----- Data section -----

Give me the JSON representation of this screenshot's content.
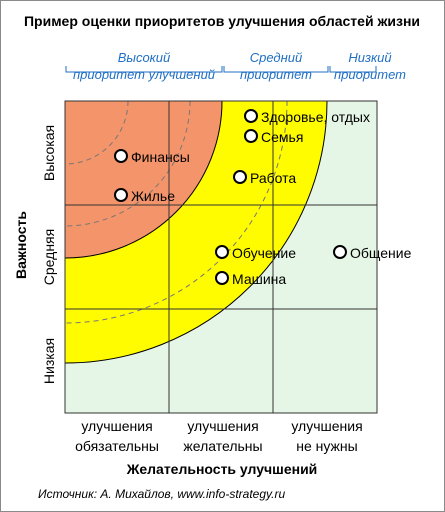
{
  "title": "Пример оценки приоритетов улучшения областей жизни",
  "top_groups": [
    {
      "lines": [
        "Высокий",
        "приоритет улучшений"
      ]
    },
    {
      "lines": [
        "Средний",
        "приоритет"
      ]
    },
    {
      "lines": [
        "Низкий",
        "приоритет"
      ]
    }
  ],
  "y_axis": {
    "title": "Важность",
    "levels": [
      "Высокая",
      "Средняя",
      "Низкая"
    ]
  },
  "x_axis": {
    "title": "Желательность улучшений",
    "levels": [
      [
        "улучшения",
        "обязательны"
      ],
      [
        "улучшения",
        "желательны"
      ],
      [
        "улучшения",
        "не нужны"
      ]
    ]
  },
  "items": [
    {
      "label": "Финансы"
    },
    {
      "label": "Жилье"
    },
    {
      "label": "Здоровье, отдых"
    },
    {
      "label": "Семья"
    },
    {
      "label": "Работа"
    },
    {
      "label": "Обучение"
    },
    {
      "label": "Машина"
    },
    {
      "label": "Общение"
    }
  ],
  "source": "Источник: А. Михайлов, www.info-strategy.ru",
  "colors": {
    "high_zone": "#f4946a",
    "medium_zone": "#fffc00",
    "low_zone": "#e6f6e6",
    "accent_text": "#1f6fc5",
    "grid": "#333333"
  }
}
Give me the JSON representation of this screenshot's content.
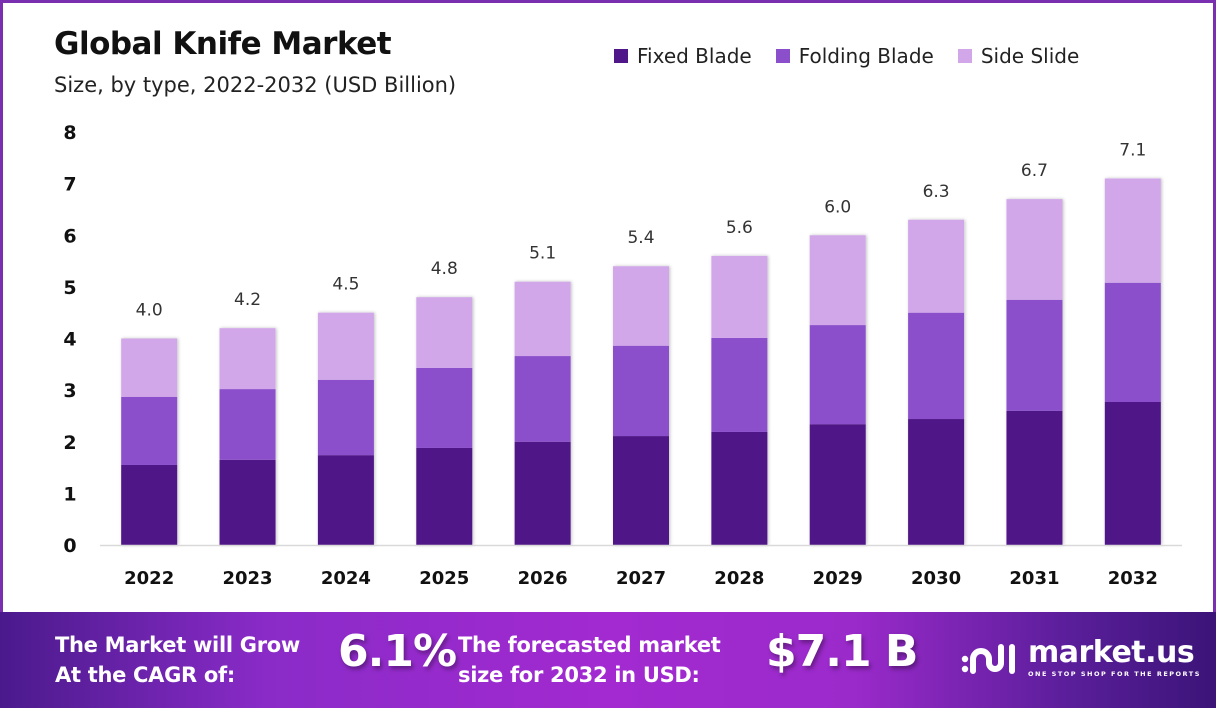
{
  "header": {
    "title": "Global Knife Market",
    "subtitle": "Size, by type, 2022-2032 (USD Billion)"
  },
  "colors": {
    "fixed_blade": "#4f1787",
    "folding_blade": "#8b4fcc",
    "side_slide": "#d1a7ea",
    "frame": "#7a2fb0"
  },
  "chart_data": {
    "type": "bar",
    "stacked": true,
    "title": "Global Knife Market",
    "subtitle": "Size, by type, 2022-2032 (USD Billion)",
    "xlabel": "",
    "ylabel": "",
    "ylim": [
      0,
      8
    ],
    "yticks": [
      0,
      1,
      2,
      3,
      4,
      5,
      6,
      7,
      8
    ],
    "grid": false,
    "legend_position": "top-right",
    "categories": [
      "2022",
      "2023",
      "2024",
      "2025",
      "2026",
      "2027",
      "2028",
      "2029",
      "2030",
      "2031",
      "2032"
    ],
    "series": [
      {
        "name": "Fixed Blade",
        "color": "#4f1787",
        "values": [
          1.55,
          1.65,
          1.74,
          1.88,
          2.0,
          2.11,
          2.19,
          2.34,
          2.44,
          2.6,
          2.77
        ]
      },
      {
        "name": "Folding Blade",
        "color": "#8b4fcc",
        "values": [
          1.32,
          1.37,
          1.46,
          1.55,
          1.66,
          1.75,
          1.82,
          1.92,
          2.06,
          2.15,
          2.31
        ]
      },
      {
        "name": "Side Slide",
        "color": "#d1a7ea",
        "values": [
          1.13,
          1.18,
          1.3,
          1.37,
          1.44,
          1.54,
          1.59,
          1.74,
          1.8,
          1.95,
          2.02
        ]
      }
    ],
    "totals": [
      4.0,
      4.2,
      4.5,
      4.8,
      5.1,
      5.4,
      5.6,
      6.0,
      6.3,
      6.7,
      7.1
    ],
    "total_labels": [
      "4.0",
      "4.2",
      "4.5",
      "4.8",
      "5.1",
      "5.4",
      "5.6",
      "6.0",
      "6.3",
      "6.7",
      "7.1"
    ]
  },
  "banner": {
    "cagr_line1": "The Market will Grow",
    "cagr_line2": "At the CAGR of:",
    "cagr_value": "6.1%",
    "forecast_line1": "The forecasted market",
    "forecast_line2": "size for 2032 in USD:",
    "forecast_value": "$7.1 B",
    "logo_name": "market.us",
    "logo_tagline": "ONE STOP SHOP FOR THE REPORTS"
  }
}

-----

Print the complete listing exactly, apart from any pictures.

Give me the JSON representation of this screenshot's content.
{
  "title": "Пример оценки приоритетов улучшения областей жизни",
  "top_groups": [
    {
      "lines": [
        "Высокий",
        "приоритет улучшений"
      ]
    },
    {
      "lines": [
        "Средний",
        "приоритет"
      ]
    },
    {
      "lines": [
        "Низкий",
        "приоритет"
      ]
    }
  ],
  "y_axis": {
    "title": "Важность",
    "levels": [
      "Высокая",
      "Средняя",
      "Низкая"
    ]
  },
  "x_axis": {
    "title": "Желательность улучшений",
    "levels": [
      [
        "улучшения",
        "обязательны"
      ],
      [
        "улучшения",
        "желательны"
      ],
      [
        "улучшения",
        "не нужны"
      ]
    ]
  },
  "items": [
    {
      "label": "Финансы"
    },
    {
      "label": "Жилье"
    },
    {
      "label": "Здоровье, отдых"
    },
    {
      "label": "Семья"
    },
    {
      "label": "Работа"
    },
    {
      "label": "Обучение"
    },
    {
      "label": "Машина"
    },
    {
      "label": "Общение"
    }
  ],
  "source": "Источник: А. Михайлов, www.info-strategy.ru",
  "colors": {
    "high_zone": "#f4946a",
    "medium_zone": "#fffc00",
    "low_zone": "#e6f6e6",
    "accent_text": "#1f6fc5",
    "grid": "#333333"
  }
}
Give me the JSON representation of this screenshot's content.
{
  "header": {
    "title": "Global Knife Market",
    "subtitle": "Size, by type, 2022-2032 (USD Billion)"
  },
  "colors": {
    "fixed_blade": "#4f1787",
    "folding_blade": "#8b4fcc",
    "side_slide": "#d1a7ea",
    "frame": "#7a2fb0"
  },
  "chart_data": {
    "type": "bar",
    "stacked": true,
    "title": "Global Knife Market",
    "subtitle": "Size, by type, 2022-2032 (USD Billion)",
    "xlabel": "",
    "ylabel": "",
    "ylim": [
      0,
      8
    ],
    "yticks": [
      0,
      1,
      2,
      3,
      4,
      5,
      6,
      7,
      8
    ],
    "grid": false,
    "legend_position": "top-right",
    "categories": [
      "2022",
      "2023",
      "2024",
      "2025",
      "2026",
      "2027",
      "2028",
      "2029",
      "2030",
      "2031",
      "2032"
    ],
    "series": [
      {
        "name": "Fixed Blade",
        "color": "#4f1787",
        "values": [
          1.55,
          1.65,
          1.74,
          1.88,
          2.0,
          2.11,
          2.19,
          2.34,
          2.44,
          2.6,
          2.77
        ]
      },
      {
        "name": "Folding Blade",
        "color": "#8b4fcc",
        "values": [
          1.32,
          1.37,
          1.46,
          1.55,
          1.66,
          1.75,
          1.82,
          1.92,
          2.06,
          2.15,
          2.31
        ]
      },
      {
        "name": "Side Slide",
        "color": "#d1a7ea",
        "values": [
          1.13,
          1.18,
          1.3,
          1.37,
          1.44,
          1.54,
          1.59,
          1.74,
          1.8,
          1.95,
          2.02
        ]
      }
    ],
    "totals": [
      4.0,
      4.2,
      4.5,
      4.8,
      5.1,
      5.4,
      5.6,
      6.0,
      6.3,
      6.7,
      7.1
    ],
    "total_labels": [
      "4.0",
      "4.2",
      "4.5",
      "4.8",
      "5.1",
      "5.4",
      "5.6",
      "6.0",
      "6.3",
      "6.7",
      "7.1"
    ]
  },
  "banner": {
    "cagr_line1": "The Market will Grow",
    "cagr_line2": "At the CAGR of:",
    "cagr_value": "6.1%",
    "forecast_line1": "The forecasted market",
    "forecast_line2": "size for 2032 in USD:",
    "forecast_value": "$7.1 B",
    "logo_name": "market.us",
    "logo_tagline": "ONE STOP SHOP FOR THE REPORTS"
  }
}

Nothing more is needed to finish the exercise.